> **EXTRACTED DATA**:
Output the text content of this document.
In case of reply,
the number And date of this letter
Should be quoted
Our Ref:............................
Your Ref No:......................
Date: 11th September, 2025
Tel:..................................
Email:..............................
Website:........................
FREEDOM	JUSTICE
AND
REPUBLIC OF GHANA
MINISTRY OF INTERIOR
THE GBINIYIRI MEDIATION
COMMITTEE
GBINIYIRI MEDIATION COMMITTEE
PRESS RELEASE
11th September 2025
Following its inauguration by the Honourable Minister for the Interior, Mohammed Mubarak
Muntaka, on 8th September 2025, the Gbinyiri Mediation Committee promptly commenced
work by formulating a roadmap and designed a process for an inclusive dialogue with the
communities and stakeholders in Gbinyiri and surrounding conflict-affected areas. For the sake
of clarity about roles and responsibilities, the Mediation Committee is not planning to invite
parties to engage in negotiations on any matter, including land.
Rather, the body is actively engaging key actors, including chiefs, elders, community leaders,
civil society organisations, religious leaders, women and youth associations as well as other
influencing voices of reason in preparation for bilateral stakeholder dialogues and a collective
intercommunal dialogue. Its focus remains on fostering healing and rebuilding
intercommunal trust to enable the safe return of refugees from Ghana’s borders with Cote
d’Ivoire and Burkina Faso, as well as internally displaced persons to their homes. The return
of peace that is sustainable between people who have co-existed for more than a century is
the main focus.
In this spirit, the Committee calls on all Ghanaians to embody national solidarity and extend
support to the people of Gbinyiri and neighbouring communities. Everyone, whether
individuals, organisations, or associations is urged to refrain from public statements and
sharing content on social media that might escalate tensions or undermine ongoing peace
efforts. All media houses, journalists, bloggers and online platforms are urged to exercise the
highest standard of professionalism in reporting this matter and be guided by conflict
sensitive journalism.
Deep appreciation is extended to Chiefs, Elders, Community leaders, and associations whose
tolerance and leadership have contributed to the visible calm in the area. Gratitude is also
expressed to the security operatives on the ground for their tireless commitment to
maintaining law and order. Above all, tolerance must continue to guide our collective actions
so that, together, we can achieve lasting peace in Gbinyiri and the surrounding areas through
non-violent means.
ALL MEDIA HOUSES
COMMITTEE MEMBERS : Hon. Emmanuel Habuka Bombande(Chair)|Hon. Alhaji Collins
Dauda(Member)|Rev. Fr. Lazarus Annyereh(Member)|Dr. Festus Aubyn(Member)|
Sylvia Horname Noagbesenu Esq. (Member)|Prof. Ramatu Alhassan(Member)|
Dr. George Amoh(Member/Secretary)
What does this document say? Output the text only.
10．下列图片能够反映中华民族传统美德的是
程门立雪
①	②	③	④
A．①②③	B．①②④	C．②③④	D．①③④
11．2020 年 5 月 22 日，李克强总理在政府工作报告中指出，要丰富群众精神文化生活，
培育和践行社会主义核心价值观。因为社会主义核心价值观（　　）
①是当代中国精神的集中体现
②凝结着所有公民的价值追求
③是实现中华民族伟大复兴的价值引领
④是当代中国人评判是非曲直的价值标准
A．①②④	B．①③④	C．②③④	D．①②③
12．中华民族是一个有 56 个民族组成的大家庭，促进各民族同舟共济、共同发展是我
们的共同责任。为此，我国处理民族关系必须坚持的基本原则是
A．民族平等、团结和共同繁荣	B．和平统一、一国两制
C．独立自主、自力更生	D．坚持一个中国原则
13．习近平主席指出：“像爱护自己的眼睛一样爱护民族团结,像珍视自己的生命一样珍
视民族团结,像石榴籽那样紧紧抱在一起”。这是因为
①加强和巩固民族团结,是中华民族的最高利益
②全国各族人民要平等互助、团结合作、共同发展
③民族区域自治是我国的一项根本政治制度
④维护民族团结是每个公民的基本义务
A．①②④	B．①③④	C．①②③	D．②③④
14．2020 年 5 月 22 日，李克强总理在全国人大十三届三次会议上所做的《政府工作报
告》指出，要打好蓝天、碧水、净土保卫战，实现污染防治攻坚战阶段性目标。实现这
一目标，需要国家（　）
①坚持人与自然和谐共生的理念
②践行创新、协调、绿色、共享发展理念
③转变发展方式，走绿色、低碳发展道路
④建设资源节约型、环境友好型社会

> **PROBLEM**: Write out every line of the material again, exactly as it reads.

> **COMPLETE ANSWER**:
Output the text content of this document.
In case of reply,
the number And date of this letter
Should be quoted
Our Ref:............................
Your Ref No:......................
Date: 11th September, 2025
Tel:..................................
Email:..............................
Website:........................
FREEDOM	JUSTICE
AND
REPUBLIC OF GHANA
MINISTRY OF INTERIOR
THE GBINIYIRI MEDIATION
COMMITTEE
GBINIYIRI MEDIATION COMMITTEE
PRESS RELEASE
11th September 2025
Following its inauguration by the Honourable Minister for the Interior, Mohammed Mubarak
Muntaka, on 8th September 2025, the Gbinyiri Mediation Committee promptly commenced
work by formulating a roadmap and designed a process for an inclusive dialogue with the
communities and stakeholders in Gbinyiri and surrounding conflict-affected areas. For the sake
of clarity about roles and responsibilities, the Mediation Committee is not planning to invite
parties to engage in negotiations on any matter, including land.
Rather, the body is actively engaging key actors, including chiefs, elders, community leaders,
civil society organisations, religious leaders, women and youth associations as well as other
influencing voices of reason in preparation for bilateral stakeholder dialogues and a collective
intercommunal dialogue. Its focus remains on fostering healing and rebuilding
intercommunal trust to enable the safe return of refugees from Ghana’s borders with Cote
d’Ivoire and Burkina Faso, as well as internally displaced persons to their homes. The return
of peace that is sustainable between people who have co-existed for more than a century is
the main focus.
In this spirit, the Committee calls on all Ghanaians to embody national solidarity and extend
support to the people of Gbinyiri and neighbouring communities. Everyone, whether
individuals, organisations, or associations is urged to refrain from public statements and
sharing content on social media that might escalate tensions or undermine ongoing peace
efforts. All media houses, journalists, bloggers and online platforms are urged to exercise the
highest standard of professionalism in reporting this matter and be guided by conflict
sensitive journalism.
Deep appreciation is extended to Chiefs, Elders, Community leaders, and associations whose
tolerance and leadership have contributed to the visible calm in the area. Gratitude is also
expressed to the security operatives on the ground for their tireless commitment to
maintaining law and order. Above all, tolerance must continue to guide our collective actions
so that, together, we can achieve lasting peace in Gbinyiri and the surrounding areas through
non-violent means.
ALL MEDIA HOUSES
COMMITTEE MEMBERS : Hon. Emmanuel Habuka Bombande(Chair)|Hon. Alhaji Collins
Dauda(Member)|Rev. Fr. Lazarus Annyereh(Member)|Dr. Festus Aubyn(Member)|
Sylvia Horname Noagbesenu Esq. (Member)|Prof. Ramatu Alhassan(Member)|
Dr. George Amoh(Member/Secretary)
What does this document say? Output the text only.
10．下列图片能够反映中华民族传统美德的是
程门立雪
①	②	③	④
A．①②③	B．①②④	C．②③④	D．①③④
11．2020 年 5 月 22 日，李克强总理在政府工作报告中指出，要丰富群众精神文化生活，
培育和践行社会主义核心价值观。因为社会主义核心价值观（　　）
①是当代中国精神的集中体现
②凝结着所有公民的价值追求
③是实现中华民族伟大复兴的价值引领
④是当代中国人评判是非曲直的价值标准
A．①②④	B．①③④	C．②③④	D．①②③
12．中华民族是一个有 56 个民族组成的大家庭，促进各民族同舟共济、共同发展是我
们的共同责任。为此，我国处理民族关系必须坚持的基本原则是
A．民族平等、团结和共同繁荣	B．和平统一、一国两制
C．独立自主、自力更生	D．坚持一个中国原则
13．习近平主席指出：“像爱护自己的眼睛一样爱护民族团结,像珍视自己的生命一样珍
视民族团结,像石榴籽那样紧紧抱在一起”。这是因为
①加强和巩固民族团结,是中华民族的最高利益
②全国各族人民要平等互助、团结合作、共同发展
③民族区域自治是我国的一项根本政治制度
④维护民族团结是每个公民的基本义务
A．①②④	B．①③④	C．①②③	D．②③④
14．2020 年 5 月 22 日，李克强总理在全国人大十三届三次会议上所做的《政府工作报
告》指出，要打好蓝天、碧水、净土保卫战，实现污染防治攻坚战阶段性目标。实现这
一目标，需要国家（　）
①坚持人与自然和谐共生的理念
②践行创新、协调、绿色、共享发展理念
③转变发展方式，走绿色、低碳发展道路
④建设资源节约型、环境友好型社会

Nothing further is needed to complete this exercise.